▶ [STATED EXERCISE]:
Restate the entries below word for word, omitting nothing.

================

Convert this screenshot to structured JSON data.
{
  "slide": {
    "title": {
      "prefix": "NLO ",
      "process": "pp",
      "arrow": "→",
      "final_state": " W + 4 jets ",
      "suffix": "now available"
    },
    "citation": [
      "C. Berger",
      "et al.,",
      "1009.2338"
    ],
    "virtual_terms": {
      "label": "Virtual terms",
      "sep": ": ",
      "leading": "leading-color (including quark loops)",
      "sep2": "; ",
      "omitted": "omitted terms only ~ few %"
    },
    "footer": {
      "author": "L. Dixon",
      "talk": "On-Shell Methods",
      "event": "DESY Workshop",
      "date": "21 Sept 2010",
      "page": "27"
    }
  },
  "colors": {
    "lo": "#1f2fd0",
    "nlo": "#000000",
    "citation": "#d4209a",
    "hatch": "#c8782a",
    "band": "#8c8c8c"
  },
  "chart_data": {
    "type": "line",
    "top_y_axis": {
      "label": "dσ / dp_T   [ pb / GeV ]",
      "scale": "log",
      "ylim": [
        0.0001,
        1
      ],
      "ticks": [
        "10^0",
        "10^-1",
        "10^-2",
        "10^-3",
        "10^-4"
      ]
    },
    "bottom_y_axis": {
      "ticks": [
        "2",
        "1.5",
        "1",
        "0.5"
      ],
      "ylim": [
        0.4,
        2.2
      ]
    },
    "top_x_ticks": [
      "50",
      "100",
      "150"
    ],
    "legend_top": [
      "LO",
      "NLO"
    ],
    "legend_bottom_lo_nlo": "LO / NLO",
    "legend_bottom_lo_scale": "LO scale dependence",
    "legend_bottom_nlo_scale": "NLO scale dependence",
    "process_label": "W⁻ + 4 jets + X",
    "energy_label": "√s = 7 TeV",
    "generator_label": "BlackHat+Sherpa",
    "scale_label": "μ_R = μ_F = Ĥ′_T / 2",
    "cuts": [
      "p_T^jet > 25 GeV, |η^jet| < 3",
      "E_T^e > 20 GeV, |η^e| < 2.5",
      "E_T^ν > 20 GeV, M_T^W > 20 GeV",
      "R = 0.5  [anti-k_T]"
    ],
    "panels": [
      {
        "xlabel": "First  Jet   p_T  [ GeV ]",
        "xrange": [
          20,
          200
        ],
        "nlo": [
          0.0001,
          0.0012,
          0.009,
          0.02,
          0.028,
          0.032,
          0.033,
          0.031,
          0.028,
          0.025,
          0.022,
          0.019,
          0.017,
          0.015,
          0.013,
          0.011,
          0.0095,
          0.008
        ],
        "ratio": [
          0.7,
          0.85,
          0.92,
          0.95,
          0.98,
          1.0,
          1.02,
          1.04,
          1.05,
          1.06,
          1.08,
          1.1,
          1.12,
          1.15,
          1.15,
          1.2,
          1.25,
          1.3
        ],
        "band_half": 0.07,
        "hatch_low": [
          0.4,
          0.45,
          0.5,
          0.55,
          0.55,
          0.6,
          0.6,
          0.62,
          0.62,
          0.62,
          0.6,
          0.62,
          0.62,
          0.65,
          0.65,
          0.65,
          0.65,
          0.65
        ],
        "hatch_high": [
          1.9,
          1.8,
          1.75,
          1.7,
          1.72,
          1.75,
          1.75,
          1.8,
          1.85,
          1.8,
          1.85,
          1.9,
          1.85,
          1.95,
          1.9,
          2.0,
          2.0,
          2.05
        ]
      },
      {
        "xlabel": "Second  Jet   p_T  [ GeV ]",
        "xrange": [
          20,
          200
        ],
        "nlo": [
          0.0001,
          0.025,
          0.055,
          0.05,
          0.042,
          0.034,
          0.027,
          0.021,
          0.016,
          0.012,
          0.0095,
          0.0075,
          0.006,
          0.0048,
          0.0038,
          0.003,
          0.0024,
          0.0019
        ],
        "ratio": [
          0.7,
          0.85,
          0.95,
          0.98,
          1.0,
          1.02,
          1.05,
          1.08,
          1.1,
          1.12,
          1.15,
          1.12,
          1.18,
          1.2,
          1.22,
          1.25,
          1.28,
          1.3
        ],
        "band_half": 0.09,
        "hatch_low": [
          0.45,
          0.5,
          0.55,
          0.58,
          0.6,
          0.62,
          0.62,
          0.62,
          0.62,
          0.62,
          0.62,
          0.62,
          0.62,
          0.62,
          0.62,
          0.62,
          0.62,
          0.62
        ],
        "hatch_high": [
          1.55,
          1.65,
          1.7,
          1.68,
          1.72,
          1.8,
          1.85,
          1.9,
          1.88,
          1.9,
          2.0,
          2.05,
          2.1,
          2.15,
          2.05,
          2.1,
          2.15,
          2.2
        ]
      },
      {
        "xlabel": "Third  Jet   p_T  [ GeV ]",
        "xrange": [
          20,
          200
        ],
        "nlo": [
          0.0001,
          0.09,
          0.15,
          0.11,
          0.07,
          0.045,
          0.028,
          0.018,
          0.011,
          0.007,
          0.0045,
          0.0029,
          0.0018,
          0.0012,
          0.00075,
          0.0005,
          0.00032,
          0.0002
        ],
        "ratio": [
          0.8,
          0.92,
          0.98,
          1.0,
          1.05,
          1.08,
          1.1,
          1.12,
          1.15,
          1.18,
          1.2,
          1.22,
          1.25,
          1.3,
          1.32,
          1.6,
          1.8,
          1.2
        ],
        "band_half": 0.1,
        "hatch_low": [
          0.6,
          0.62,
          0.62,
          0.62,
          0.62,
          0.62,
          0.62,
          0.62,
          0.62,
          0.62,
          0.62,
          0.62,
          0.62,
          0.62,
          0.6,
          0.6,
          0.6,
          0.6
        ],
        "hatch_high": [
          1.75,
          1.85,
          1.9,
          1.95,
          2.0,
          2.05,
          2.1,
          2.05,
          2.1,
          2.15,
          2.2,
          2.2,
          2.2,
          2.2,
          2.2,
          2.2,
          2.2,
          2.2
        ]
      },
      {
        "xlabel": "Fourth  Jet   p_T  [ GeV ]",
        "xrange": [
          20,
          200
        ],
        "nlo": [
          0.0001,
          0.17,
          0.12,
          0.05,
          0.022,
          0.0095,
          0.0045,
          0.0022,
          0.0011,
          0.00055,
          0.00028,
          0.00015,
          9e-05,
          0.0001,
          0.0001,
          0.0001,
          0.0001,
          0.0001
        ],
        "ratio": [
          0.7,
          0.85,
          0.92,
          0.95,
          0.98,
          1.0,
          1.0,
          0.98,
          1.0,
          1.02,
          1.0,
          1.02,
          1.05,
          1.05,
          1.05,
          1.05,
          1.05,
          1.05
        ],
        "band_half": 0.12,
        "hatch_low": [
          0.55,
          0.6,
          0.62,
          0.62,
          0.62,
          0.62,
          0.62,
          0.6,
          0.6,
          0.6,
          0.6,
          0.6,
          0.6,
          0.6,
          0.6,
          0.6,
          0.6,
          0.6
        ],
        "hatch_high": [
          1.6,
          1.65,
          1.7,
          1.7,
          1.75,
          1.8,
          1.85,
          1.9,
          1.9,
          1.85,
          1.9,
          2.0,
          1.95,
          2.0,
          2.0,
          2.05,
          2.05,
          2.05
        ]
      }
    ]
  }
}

================

▶ [FULL RESPONSE]:
Convert this screenshot to structured JSON data.
{
  "slide": {
    "title": {
      "prefix": "NLO ",
      "process": "pp",
      "arrow": "→",
      "final_state": " W + 4 jets ",
      "suffix": "now available"
    },
    "citation": [
      "C. Berger",
      "et al.,",
      "1009.2338"
    ],
    "virtual_terms": {
      "label": "Virtual terms",
      "sep": ": ",
      "leading": "leading-color (including quark loops)",
      "sep2": "; ",
      "omitted": "omitted terms only ~ few %"
    },
    "footer": {
      "author": "L. Dixon",
      "talk": "On-Shell Methods",
      "event": "DESY Workshop",
      "date": "21 Sept 2010",
      "page": "27"
    }
  },
  "colors": {
    "lo": "#1f2fd0",
    "nlo": "#000000",
    "citation": "#d4209a",
    "hatch": "#c8782a",
    "band": "#8c8c8c"
  },
  "chart_data": {
    "type": "line",
    "top_y_axis": {
      "label": "dσ / dp_T   [ pb / GeV ]",
      "scale": "log",
      "ylim": [
        0.0001,
        1
      ],
      "ticks": [
        "10^0",
        "10^-1",
        "10^-2",
        "10^-3",
        "10^-4"
      ]
    },
    "bottom_y_axis": {
      "ticks": [
        "2",
        "1.5",
        "1",
        "0.5"
      ],
      "ylim": [
        0.4,
        2.2
      ]
    },
    "top_x_ticks": [
      "50",
      "100",
      "150"
    ],
    "legend_top": [
      "LO",
      "NLO"
    ],
    "legend_bottom_lo_nlo": "LO / NLO",
    "legend_bottom_lo_scale": "LO scale dependence",
    "legend_bottom_nlo_scale": "NLO scale dependence",
    "process_label": "W⁻ + 4 jets + X",
    "energy_label": "√s = 7 TeV",
    "generator_label": "BlackHat+Sherpa",
    "scale_label": "μ_R = μ_F = Ĥ′_T / 2",
    "cuts": [
      "p_T^jet > 25 GeV, |η^jet| < 3",
      "E_T^e > 20 GeV, |η^e| < 2.5",
      "E_T^ν > 20 GeV, M_T^W > 20 GeV",
      "R = 0.5  [anti-k_T]"
    ],
    "panels": [
      {
        "xlabel": "First  Jet   p_T  [ GeV ]",
        "xrange": [
          20,
          200
        ],
        "nlo": [
          0.0001,
          0.0012,
          0.009,
          0.02,
          0.028,
          0.032,
          0.033,
          0.031,
          0.028,
          0.025,
          0.022,
          0.019,
          0.017,
          0.015,
          0.013,
          0.011,
          0.0095,
          0.008
        ],
        "ratio": [
          0.7,
          0.85,
          0.92,
          0.95,
          0.98,
          1.0,
          1.02,
          1.04,
          1.05,
          1.06,
          1.08,
          1.1,
          1.12,
          1.15,
          1.15,
          1.2,
          1.25,
          1.3
        ],
        "band_half": 0.07,
        "hatch_low": [
          0.4,
          0.45,
          0.5,
          0.55,
          0.55,
          0.6,
          0.6,
          0.62,
          0.62,
          0.62,
          0.6,
          0.62,
          0.62,
          0.65,
          0.65,
          0.65,
          0.65,
          0.65
        ],
        "hatch_high": [
          1.9,
          1.8,
          1.75,
          1.7,
          1.72,
          1.75,
          1.75,
          1.8,
          1.85,
          1.8,
          1.85,
          1.9,
          1.85,
          1.95,
          1.9,
          2.0,
          2.0,
          2.05
        ]
      },
      {
        "xlabel": "Second  Jet   p_T  [ GeV ]",
        "xrange": [
          20,
          200
        ],
        "nlo": [
          0.0001,
          0.025,
          0.055,
          0.05,
          0.042,
          0.034,
          0.027,
          0.021,
          0.016,
          0.012,
          0.0095,
          0.0075,
          0.006,
          0.0048,
          0.0038,
          0.003,
          0.0024,
          0.0019
        ],
        "ratio": [
          0.7,
          0.85,
          0.95,
          0.98,
          1.0,
          1.02,
          1.05,
          1.08,
          1.1,
          1.12,
          1.15,
          1.12,
          1.18,
          1.2,
          1.22,
          1.25,
          1.28,
          1.3
        ],
        "band_half": 0.09,
        "hatch_low": [
          0.45,
          0.5,
          0.55,
          0.58,
          0.6,
          0.62,
          0.62,
          0.62,
          0.62,
          0.62,
          0.62,
          0.62,
          0.62,
          0.62,
          0.62,
          0.62,
          0.62,
          0.62
        ],
        "hatch_high": [
          1.55,
          1.65,
          1.7,
          1.68,
          1.72,
          1.8,
          1.85,
          1.9,
          1.88,
          1.9,
          2.0,
          2.05,
          2.1,
          2.15,
          2.05,
          2.1,
          2.15,
          2.2
        ]
      },
      {
        "xlabel": "Third  Jet   p_T  [ GeV ]",
        "xrange": [
          20,
          200
        ],
        "nlo": [
          0.0001,
          0.09,
          0.15,
          0.11,
          0.07,
          0.045,
          0.028,
          0.018,
          0.011,
          0.007,
          0.0045,
          0.0029,
          0.0018,
          0.0012,
          0.00075,
          0.0005,
          0.00032,
          0.0002
        ],
        "ratio": [
          0.8,
          0.92,
          0.98,
          1.0,
          1.05,
          1.08,
          1.1,
          1.12,
          1.15,
          1.18,
          1.2,
          1.22,
          1.25,
          1.3,
          1.32,
          1.6,
          1.8,
          1.2
        ],
        "band_half": 0.1,
        "hatch_low": [
          0.6,
          0.62,
          0.62,
          0.62,
          0.62,
          0.62,
          0.62,
          0.62,
          0.62,
          0.62,
          0.62,
          0.62,
          0.62,
          0.62,
          0.6,
          0.6,
          0.6,
          0.6
        ],
        "hatch_high": [
          1.75,
          1.85,
          1.9,
          1.95,
          2.0,
          2.05,
          2.1,
          2.05,
          2.1,
          2.15,
          2.2,
          2.2,
          2.2,
          2.2,
          2.2,
          2.2,
          2.2,
          2.2
        ]
      },
      {
        "xlabel": "Fourth  Jet   p_T  [ GeV ]",
        "xrange": [
          20,
          200
        ],
        "nlo": [
          0.0001,
          0.17,
          0.12,
          0.05,
          0.022,
          0.0095,
          0.0045,
          0.0022,
          0.0011,
          0.00055,
          0.00028,
          0.00015,
          9e-05,
          0.0001,
          0.0001,
          0.0001,
          0.0001,
          0.0001
        ],
        "ratio": [
          0.7,
          0.85,
          0.92,
          0.95,
          0.98,
          1.0,
          1.0,
          0.98,
          1.0,
          1.02,
          1.0,
          1.02,
          1.05,
          1.05,
          1.05,
          1.05,
          1.05,
          1.05
        ],
        "band_half": 0.12,
        "hatch_low": [
          0.55,
          0.6,
          0.62,
          0.62,
          0.62,
          0.62,
          0.62,
          0.6,
          0.6,
          0.6,
          0.6,
          0.6,
          0.6,
          0.6,
          0.6,
          0.6,
          0.6,
          0.6
        ],
        "hatch_high": [
          1.6,
          1.65,
          1.7,
          1.7,
          1.75,
          1.8,
          1.85,
          1.9,
          1.9,
          1.85,
          1.9,
          2.0,
          1.95,
          2.0,
          2.0,
          2.05,
          2.05,
          2.05
        ]
      }
    ]
  }
}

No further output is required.